* What you are asked to do
Where a line below holds the string "structured", copy that line.

##############################

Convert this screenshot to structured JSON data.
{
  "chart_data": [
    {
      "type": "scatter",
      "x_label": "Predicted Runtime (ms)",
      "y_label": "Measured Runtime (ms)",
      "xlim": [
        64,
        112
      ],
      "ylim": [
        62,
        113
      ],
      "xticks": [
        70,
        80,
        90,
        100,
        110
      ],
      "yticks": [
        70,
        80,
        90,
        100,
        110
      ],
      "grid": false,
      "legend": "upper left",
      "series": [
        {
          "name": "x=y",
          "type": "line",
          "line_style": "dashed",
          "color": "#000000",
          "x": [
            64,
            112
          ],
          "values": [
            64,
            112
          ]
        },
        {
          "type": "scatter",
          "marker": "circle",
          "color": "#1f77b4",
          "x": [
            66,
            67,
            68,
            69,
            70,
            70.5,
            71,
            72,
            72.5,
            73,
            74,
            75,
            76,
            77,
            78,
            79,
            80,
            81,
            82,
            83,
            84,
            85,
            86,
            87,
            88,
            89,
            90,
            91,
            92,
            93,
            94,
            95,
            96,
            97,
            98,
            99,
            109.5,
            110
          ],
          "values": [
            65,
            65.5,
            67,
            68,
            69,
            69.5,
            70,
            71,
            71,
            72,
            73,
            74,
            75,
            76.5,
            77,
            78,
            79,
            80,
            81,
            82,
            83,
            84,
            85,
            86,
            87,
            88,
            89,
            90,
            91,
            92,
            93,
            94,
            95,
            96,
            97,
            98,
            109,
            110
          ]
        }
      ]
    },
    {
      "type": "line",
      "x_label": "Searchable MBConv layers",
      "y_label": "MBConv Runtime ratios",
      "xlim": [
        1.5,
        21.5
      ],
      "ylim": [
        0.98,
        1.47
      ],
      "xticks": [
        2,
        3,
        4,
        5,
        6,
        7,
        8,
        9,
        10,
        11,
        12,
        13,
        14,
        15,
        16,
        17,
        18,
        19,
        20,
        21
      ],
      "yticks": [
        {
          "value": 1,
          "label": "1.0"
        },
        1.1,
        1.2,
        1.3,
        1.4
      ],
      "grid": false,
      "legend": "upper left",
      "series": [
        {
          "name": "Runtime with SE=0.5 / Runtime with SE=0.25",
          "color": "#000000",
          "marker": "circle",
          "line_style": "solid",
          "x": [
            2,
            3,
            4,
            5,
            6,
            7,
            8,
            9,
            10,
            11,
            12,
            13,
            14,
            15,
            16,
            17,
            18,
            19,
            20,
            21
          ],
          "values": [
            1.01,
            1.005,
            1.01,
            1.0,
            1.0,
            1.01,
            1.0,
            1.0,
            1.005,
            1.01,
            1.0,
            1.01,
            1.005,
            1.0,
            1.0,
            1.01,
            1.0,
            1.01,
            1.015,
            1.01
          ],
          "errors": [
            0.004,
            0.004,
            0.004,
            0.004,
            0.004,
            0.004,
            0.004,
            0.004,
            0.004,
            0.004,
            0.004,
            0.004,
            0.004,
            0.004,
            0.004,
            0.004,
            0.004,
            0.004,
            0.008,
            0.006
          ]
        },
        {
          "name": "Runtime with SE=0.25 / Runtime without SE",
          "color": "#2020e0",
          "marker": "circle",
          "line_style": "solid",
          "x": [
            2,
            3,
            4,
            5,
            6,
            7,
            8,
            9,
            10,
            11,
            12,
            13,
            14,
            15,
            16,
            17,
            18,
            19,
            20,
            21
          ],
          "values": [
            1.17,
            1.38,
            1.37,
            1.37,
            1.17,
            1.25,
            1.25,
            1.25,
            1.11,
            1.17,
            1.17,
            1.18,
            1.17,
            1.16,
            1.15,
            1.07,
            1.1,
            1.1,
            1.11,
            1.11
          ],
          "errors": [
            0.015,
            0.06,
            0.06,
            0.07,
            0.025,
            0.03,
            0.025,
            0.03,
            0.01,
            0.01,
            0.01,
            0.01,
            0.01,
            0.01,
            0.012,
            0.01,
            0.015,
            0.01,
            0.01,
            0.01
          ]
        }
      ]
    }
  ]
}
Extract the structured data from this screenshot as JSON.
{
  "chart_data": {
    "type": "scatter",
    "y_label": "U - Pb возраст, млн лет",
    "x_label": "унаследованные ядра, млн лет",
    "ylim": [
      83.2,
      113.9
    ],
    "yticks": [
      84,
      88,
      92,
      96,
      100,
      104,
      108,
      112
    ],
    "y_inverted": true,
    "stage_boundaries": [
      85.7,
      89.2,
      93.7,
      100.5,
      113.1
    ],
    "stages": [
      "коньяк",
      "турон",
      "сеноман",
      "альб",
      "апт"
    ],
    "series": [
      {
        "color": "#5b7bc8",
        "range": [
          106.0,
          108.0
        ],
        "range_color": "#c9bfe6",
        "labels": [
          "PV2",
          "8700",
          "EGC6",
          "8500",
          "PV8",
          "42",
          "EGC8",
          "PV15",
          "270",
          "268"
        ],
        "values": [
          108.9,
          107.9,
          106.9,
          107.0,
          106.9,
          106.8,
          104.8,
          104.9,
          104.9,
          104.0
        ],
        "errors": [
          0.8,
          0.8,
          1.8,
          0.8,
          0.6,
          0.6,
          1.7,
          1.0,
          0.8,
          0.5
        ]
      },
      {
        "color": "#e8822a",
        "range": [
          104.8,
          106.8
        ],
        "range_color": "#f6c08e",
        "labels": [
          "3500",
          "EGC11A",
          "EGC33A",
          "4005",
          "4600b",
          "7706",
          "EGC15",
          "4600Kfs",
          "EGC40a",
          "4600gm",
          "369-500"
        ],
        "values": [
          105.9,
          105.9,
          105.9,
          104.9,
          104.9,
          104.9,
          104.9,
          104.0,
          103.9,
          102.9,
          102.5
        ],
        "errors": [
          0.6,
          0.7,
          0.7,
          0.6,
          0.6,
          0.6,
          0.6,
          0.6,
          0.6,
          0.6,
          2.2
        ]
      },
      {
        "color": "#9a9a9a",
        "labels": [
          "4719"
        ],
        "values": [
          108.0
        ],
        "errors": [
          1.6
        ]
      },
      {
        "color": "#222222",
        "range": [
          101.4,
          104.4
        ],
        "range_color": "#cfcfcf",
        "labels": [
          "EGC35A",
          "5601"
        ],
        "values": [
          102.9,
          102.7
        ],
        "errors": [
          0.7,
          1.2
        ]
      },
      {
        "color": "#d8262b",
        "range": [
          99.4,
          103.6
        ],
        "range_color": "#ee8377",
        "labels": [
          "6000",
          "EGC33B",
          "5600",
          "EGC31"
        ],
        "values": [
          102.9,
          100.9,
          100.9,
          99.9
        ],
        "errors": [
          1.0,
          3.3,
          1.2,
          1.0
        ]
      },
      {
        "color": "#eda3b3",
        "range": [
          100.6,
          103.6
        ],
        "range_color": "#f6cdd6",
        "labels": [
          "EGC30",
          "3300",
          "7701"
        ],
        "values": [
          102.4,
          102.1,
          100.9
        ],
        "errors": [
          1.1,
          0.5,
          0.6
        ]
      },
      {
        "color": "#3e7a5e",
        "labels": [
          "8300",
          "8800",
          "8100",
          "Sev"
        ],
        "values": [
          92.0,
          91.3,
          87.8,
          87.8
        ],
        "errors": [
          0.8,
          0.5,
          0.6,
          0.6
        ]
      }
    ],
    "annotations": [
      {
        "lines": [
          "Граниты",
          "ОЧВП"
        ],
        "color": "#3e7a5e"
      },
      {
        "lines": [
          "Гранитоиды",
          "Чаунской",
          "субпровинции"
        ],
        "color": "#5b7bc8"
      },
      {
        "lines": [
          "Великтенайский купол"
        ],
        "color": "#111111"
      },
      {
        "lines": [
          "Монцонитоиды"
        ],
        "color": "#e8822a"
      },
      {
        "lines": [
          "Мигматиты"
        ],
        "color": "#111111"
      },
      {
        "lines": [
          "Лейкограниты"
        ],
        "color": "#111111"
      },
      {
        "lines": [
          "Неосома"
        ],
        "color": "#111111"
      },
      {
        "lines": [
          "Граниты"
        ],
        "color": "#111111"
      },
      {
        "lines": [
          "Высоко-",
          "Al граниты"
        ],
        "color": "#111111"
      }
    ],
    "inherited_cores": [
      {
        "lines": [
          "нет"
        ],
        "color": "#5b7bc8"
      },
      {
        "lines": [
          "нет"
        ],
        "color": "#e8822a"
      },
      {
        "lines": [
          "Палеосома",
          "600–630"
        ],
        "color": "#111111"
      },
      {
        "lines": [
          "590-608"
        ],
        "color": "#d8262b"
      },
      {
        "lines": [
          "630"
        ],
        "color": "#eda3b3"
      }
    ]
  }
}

##############################

* Task output
Convert this screenshot to structured JSON data.
Extract the structured data from this screenshot as JSON.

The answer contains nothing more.